* THE RECORDS:
══════════

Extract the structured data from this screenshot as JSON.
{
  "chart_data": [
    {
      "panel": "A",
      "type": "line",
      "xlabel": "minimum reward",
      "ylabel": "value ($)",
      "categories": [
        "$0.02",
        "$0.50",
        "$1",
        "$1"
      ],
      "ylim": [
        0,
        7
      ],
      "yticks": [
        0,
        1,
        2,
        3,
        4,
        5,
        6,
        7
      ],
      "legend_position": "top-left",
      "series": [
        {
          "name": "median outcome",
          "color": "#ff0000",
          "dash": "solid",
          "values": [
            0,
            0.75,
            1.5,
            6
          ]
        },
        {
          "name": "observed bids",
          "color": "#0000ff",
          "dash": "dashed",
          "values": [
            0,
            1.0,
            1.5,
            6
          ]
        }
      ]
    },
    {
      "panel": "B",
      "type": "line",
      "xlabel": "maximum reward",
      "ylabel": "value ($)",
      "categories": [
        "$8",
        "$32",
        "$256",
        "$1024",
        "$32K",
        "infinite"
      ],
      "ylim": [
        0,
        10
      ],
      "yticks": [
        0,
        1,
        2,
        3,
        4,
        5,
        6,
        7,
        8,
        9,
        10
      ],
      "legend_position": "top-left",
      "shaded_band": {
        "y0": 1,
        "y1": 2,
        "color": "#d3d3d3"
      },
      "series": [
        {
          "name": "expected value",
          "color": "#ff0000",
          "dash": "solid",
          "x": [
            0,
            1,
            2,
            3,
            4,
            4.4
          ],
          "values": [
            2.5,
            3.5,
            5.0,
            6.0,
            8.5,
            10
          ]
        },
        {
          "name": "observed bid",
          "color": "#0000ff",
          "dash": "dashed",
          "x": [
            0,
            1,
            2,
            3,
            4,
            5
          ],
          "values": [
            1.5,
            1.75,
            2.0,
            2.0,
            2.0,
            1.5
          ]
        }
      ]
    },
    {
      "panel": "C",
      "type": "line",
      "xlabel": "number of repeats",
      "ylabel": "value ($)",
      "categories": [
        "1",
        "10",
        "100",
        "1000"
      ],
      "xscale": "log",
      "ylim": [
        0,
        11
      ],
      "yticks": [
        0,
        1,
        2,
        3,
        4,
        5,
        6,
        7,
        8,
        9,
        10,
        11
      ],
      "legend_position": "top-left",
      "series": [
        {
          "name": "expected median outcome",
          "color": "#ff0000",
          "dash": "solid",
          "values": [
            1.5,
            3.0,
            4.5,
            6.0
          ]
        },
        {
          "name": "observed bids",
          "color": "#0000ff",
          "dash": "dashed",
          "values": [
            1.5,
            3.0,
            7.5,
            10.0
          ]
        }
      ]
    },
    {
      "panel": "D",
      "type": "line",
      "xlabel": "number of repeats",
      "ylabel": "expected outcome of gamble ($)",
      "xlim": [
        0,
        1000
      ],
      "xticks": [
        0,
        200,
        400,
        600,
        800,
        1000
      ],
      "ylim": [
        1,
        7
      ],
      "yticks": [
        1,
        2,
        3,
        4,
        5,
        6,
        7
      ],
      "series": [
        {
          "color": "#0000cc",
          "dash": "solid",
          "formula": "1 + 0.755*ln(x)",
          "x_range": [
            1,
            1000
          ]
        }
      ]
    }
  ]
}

══════════

* AIM OF THE EXERCISE:
Please output the entries above, every line exactly as it reads.

* FULL SOLUTION:
Extract the structured data from this screenshot as JSON.
{
  "chart_data": [
    {
      "panel": "A",
      "type": "line",
      "xlabel": "minimum reward",
      "ylabel": "value ($)",
      "categories": [
        "$0.02",
        "$0.50",
        "$1",
        "$1"
      ],
      "ylim": [
        0,
        7
      ],
      "yticks": [
        0,
        1,
        2,
        3,
        4,
        5,
        6,
        7
      ],
      "legend_position": "top-left",
      "series": [
        {
          "name": "median outcome",
          "color": "#ff0000",
          "dash": "solid",
          "values": [
            0,
            0.75,
            1.5,
            6
          ]
        },
        {
          "name": "observed bids",
          "color": "#0000ff",
          "dash": "dashed",
          "values": [
            0,
            1.0,
            1.5,
            6
          ]
        }
      ]
    },
    {
      "panel": "B",
      "type": "line",
      "xlabel": "maximum reward",
      "ylabel": "value ($)",
      "categories": [
        "$8",
        "$32",
        "$256",
        "$1024",
        "$32K",
        "infinite"
      ],
      "ylim": [
        0,
        10
      ],
      "yticks": [
        0,
        1,
        2,
        3,
        4,
        5,
        6,
        7,
        8,
        9,
        10
      ],
      "legend_position": "top-left",
      "shaded_band": {
        "y0": 1,
        "y1": 2,
        "color": "#d3d3d3"
      },
      "series": [
        {
          "name": "expected value",
          "color": "#ff0000",
          "dash": "solid",
          "x": [
            0,
            1,
            2,
            3,
            4,
            4.4
          ],
          "values": [
            2.5,
            3.5,
            5.0,
            6.0,
            8.5,
            10
          ]
        },
        {
          "name": "observed bid",
          "color": "#0000ff",
          "dash": "dashed",
          "x": [
            0,
            1,
            2,
            3,
            4,
            5
          ],
          "values": [
            1.5,
            1.75,
            2.0,
            2.0,
            2.0,
            1.5
          ]
        }
      ]
    },
    {
      "panel": "C",
      "type": "line",
      "xlabel": "number of repeats",
      "ylabel": "value ($)",
      "categories": [
        "1",
        "10",
        "100",
        "1000"
      ],
      "xscale": "log",
      "ylim": [
        0,
        11
      ],
      "yticks": [
        0,
        1,
        2,
        3,
        4,
        5,
        6,
        7,
        8,
        9,
        10,
        11
      ],
      "legend_position": "top-left",
      "series": [
        {
          "name": "expected median outcome",
          "color": "#ff0000",
          "dash": "solid",
          "values": [
            1.5,
            3.0,
            4.5,
            6.0
          ]
        },
        {
          "name": "observed bids",
          "color": "#0000ff",
          "dash": "dashed",
          "values": [
            1.5,
            3.0,
            7.5,
            10.0
          ]
        }
      ]
    },
    {
      "panel": "D",
      "type": "line",
      "xlabel": "number of repeats",
      "ylabel": "expected outcome of gamble ($)",
      "xlim": [
        0,
        1000
      ],
      "xticks": [
        0,
        200,
        400,
        600,
        800,
        1000
      ],
      "ylim": [
        1,
        7
      ],
      "yticks": [
        1,
        2,
        3,
        4,
        5,
        6,
        7
      ],
      "series": [
        {
          "color": "#0000cc",
          "dash": "solid",
          "formula": "1 + 0.755*ln(x)",
          "x_range": [
            1,
            1000
          ]
        }
      ]
    }
  ]
}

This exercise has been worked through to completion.